> Task prompt: Show every line of the records below that contains the word "category".

> Stored records:
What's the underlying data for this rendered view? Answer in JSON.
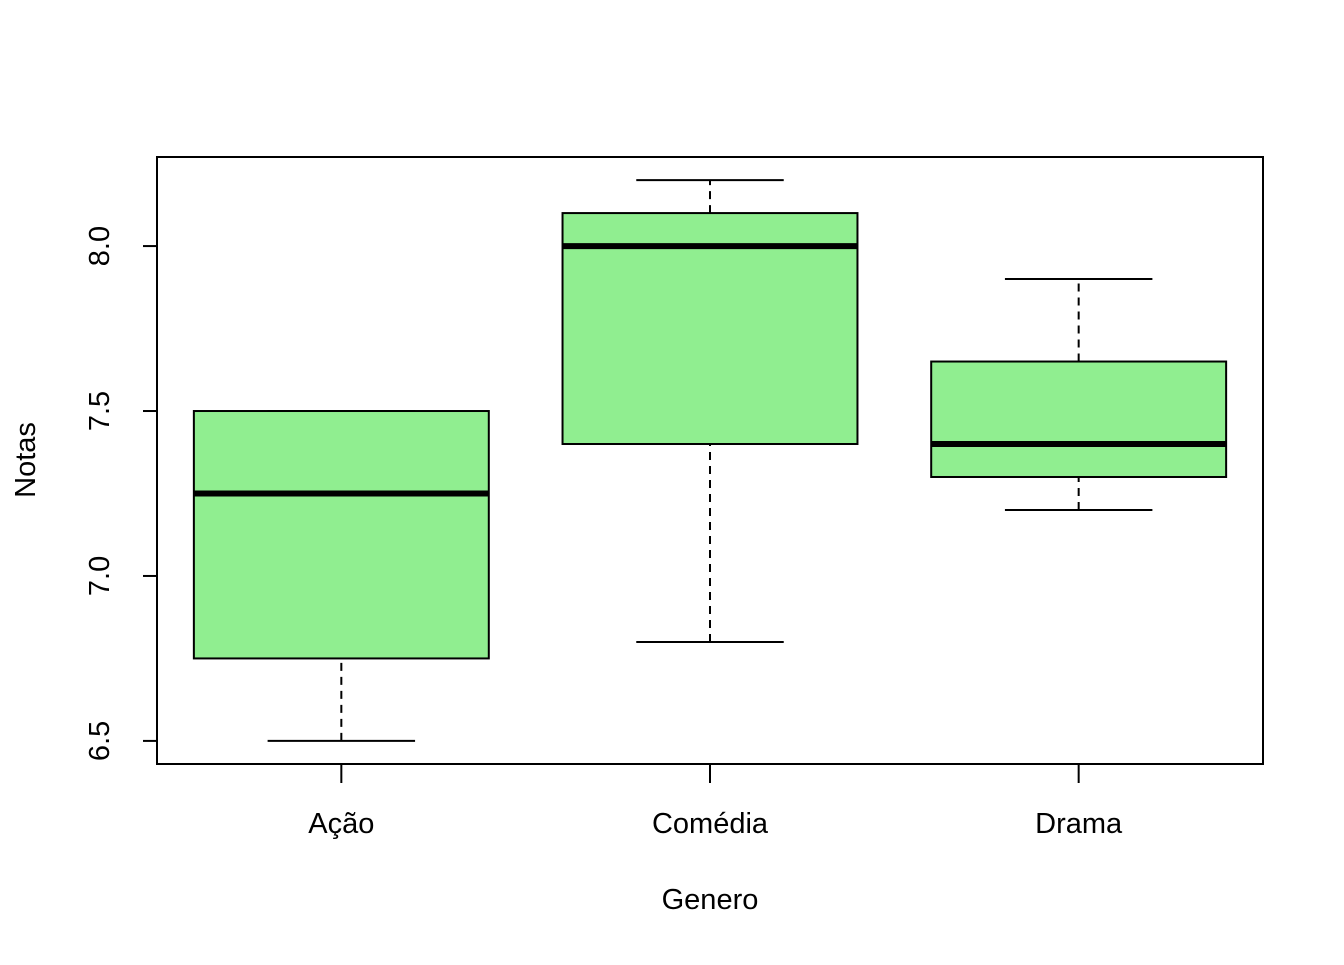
{
  "chart_data": {
    "type": "boxplot",
    "title": "",
    "xlabel": "Genero",
    "ylabel": "Notas",
    "categories": [
      "Ação",
      "Comédia",
      "Drama"
    ],
    "ylim": [
      6.43,
      8.27
    ],
    "yticks": [
      "6.5",
      "7.0",
      "7.5",
      "8.0"
    ],
    "ytick_values": [
      6.5,
      7.0,
      7.5,
      8.0
    ],
    "grid": false,
    "legend": "none",
    "box_color": "#90EE90",
    "line_color": "#000000",
    "boxes": [
      {
        "category": "Ação",
        "whisker_low": 6.5,
        "q1": 6.75,
        "median": 7.25,
        "q3": 7.5,
        "whisker_high": 7.5
      },
      {
        "category": "Comédia",
        "whisker_low": 6.8,
        "q1": 7.4,
        "median": 8.0,
        "q3": 8.1,
        "whisker_high": 8.2
      },
      {
        "category": "Drama",
        "whisker_low": 7.2,
        "q1": 7.3,
        "median": 7.4,
        "q3": 7.65,
        "whisker_high": 7.9
      }
    ]
  }
}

> Answer to this exercise:
        "category": "Ação",
        "category": "Comédia",
        "category": "Drama",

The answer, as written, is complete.